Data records
━━━━

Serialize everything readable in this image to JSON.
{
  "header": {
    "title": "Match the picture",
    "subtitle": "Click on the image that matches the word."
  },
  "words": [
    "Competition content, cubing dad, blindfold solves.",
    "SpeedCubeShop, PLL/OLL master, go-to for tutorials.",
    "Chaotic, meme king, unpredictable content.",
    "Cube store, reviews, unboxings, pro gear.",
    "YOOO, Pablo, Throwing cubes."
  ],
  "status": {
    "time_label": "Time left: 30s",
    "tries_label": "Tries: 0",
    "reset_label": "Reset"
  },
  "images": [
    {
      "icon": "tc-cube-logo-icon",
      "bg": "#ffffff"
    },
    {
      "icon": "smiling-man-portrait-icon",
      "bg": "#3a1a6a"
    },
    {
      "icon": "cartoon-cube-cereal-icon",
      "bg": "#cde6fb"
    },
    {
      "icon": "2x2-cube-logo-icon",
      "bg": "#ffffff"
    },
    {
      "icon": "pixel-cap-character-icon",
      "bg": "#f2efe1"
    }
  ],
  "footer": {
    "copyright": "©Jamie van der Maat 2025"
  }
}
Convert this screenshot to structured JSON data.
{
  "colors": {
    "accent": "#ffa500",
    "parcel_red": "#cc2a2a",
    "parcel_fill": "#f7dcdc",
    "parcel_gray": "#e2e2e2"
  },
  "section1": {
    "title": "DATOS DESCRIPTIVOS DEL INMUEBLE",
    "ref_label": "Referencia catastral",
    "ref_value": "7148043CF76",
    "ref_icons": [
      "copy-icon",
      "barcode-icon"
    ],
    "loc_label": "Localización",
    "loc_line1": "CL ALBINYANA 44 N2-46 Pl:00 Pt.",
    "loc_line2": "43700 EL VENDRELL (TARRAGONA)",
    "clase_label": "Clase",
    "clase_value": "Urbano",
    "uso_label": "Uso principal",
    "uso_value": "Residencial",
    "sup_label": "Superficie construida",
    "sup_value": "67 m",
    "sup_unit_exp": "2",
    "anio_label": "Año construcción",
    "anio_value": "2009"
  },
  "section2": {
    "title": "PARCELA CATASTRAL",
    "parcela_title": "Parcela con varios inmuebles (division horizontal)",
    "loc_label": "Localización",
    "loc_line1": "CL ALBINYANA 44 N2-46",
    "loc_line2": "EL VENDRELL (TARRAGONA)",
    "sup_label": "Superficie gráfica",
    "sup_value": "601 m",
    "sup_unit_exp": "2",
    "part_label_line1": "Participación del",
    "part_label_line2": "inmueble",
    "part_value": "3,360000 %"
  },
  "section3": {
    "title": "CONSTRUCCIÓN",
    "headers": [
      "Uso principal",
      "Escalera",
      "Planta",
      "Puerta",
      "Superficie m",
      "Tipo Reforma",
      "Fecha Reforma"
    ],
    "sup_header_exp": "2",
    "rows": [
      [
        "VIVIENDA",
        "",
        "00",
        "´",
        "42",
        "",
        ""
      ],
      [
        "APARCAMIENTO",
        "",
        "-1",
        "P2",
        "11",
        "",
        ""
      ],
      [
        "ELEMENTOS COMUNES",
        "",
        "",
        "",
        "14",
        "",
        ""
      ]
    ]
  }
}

━━━━

◆ EXERCISE GOAL ◆
Copy out every line where the word "TARRAGONA" occurs.

◆ TASK RESPONSE ◆
    "loc_line2": "43700 EL VENDRELL (TARRAGONA)",
    "loc_line2": "EL VENDRELL (TARRAGONA)",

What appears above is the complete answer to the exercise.